**Consegna 1**
Indica quante righe dei record contengono la stringa "zhuyin". Rispondi soltanto con il numero.

**Estratto della fonte**
○ ○ ○ ○

Edizione di riferimento:
A rhetorical grammar: C. Julius Romanus, introduction to the Liber de adverbio as incorporated in Charisius' Ars grammatica II. 13, edition with introduction, translation and commentary by D. M. Schenkeveld, Leiden; Boston 2004.
Nel libro II della sua Ars grammatica, Carisio inserisce un ampio estratto riguardante l’avverbio tratto dalle Ἀφορμαί (o liber / libri Ἀφορμῶν), “nozioni di base” o “punti di partenza” di Giulio Romano: sul titolo e sull’opera come raccolta di osservazioni grammaticali di varia natura, di cui resta ignota l’architettura complessiva, ma si ritiene che non dovesse coincidere con l’assetto tradizionale dei trattati del settore, vd. la Scheda Autore. Schenkeveld (pp. 36-37; cfr. p.15) tende a classificare le Aphormài nella categoria “regulae type” focalizzata soprattutto da Vivien Law (1986, 1996, 1997, 2002; cfr. anche De Nonno 1990), ovvero una tipologia di trattato che selezionava problemi ed esempi ed era forse destinata più alla consultazione che non al diretto insegnamento.

○ ○ ○ ○

[Record dei riquadri degli elementi]
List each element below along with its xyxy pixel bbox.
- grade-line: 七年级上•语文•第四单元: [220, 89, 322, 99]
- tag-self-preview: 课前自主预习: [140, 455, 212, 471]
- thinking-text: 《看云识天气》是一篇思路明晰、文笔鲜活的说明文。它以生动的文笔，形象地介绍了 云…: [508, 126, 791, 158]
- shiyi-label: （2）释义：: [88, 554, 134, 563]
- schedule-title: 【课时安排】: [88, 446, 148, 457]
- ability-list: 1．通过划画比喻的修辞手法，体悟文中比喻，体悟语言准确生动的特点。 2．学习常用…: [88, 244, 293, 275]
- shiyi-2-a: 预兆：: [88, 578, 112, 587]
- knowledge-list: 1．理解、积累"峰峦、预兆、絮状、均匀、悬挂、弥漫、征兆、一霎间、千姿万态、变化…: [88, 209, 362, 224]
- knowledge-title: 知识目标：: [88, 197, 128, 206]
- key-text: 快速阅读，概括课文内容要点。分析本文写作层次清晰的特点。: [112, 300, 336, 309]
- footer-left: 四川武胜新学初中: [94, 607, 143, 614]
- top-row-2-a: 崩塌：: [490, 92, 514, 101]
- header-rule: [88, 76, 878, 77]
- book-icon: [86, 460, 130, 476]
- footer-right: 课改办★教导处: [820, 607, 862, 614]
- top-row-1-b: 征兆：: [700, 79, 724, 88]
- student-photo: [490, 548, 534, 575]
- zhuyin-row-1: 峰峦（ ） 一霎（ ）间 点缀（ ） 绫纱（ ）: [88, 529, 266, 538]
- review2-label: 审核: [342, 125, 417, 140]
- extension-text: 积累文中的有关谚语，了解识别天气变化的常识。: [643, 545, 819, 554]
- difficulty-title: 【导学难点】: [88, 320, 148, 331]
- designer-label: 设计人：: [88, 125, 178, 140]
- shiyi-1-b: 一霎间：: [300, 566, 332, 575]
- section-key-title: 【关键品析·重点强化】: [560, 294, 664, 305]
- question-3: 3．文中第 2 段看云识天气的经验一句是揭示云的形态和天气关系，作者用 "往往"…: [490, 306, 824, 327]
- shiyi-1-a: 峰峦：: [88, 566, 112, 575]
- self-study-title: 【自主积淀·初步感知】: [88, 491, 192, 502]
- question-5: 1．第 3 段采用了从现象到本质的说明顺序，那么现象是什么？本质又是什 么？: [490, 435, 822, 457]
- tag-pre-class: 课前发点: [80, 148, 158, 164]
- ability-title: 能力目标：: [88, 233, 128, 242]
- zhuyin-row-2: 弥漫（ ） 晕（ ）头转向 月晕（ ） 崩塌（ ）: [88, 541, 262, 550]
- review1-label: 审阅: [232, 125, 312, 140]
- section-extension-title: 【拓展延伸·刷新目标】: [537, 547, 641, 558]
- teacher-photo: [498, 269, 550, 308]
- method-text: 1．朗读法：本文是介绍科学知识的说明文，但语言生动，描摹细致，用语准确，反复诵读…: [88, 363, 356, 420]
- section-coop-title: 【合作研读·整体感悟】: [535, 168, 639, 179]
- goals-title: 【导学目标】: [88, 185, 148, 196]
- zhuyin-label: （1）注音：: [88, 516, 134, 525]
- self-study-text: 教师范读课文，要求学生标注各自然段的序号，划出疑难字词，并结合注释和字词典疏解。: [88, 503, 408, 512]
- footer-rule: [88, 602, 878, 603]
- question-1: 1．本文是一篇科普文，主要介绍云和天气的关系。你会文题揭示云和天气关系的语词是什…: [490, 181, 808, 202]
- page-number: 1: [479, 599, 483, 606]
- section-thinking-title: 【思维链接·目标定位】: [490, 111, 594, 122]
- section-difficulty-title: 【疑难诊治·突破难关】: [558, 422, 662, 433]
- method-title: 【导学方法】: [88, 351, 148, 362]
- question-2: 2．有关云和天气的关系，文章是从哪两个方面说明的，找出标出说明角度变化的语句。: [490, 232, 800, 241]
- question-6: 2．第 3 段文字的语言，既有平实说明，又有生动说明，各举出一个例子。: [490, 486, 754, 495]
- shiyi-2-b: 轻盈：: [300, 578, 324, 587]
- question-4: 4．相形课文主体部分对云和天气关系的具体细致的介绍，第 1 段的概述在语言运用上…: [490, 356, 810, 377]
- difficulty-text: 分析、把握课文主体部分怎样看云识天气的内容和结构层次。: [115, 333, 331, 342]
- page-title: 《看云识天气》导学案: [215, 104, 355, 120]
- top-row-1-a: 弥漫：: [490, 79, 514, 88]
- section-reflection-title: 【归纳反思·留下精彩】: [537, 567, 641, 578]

○ ○ ○ ○

**Consegna 2**
Cita per intero e alla lettera l'estratto su Giulio Romano riportato qui sopra.

**Risposta corretta 1**
3

**Risposta corretta 2**
Edizione di riferimento:
A rhetorical grammar: C. Julius Romanus, introduction to the Liber de adverbio as incorporated in Charisius' Ars grammatica II. 13, edition with introduction, translation and commentary by D. M. Schenkeveld, Leiden; Boston 2004.
Nel libro II della sua Ars grammatica, Carisio inserisce un ampio estratto riguardante l’avverbio tratto dalle Ἀφορμαί (o liber / libri Ἀφορμῶν), “nozioni di base” o “punti di partenza” di Giulio Romano: sul titolo e sull’opera come raccolta di osservazioni grammaticali di varia natura, di cui resta ignota l’architettura complessiva, ma si ritiene che non dovesse coincidere con l’assetto tradizionale dei trattati del settore, vd. la Scheda Autore. Schenkeveld (pp. 36-37; cfr. p.15) tende a classificare le Aphormài nella categoria “regulae type” focalizzata soprattutto da Vivien Law (1986, 1996, 1997, 2002; cfr. anche De Nonno 1990), ovvero una tipologia di trattato che selezionava problemi ed esempi ed era forse destinata più alla consultazione che non al diretto insegnamento.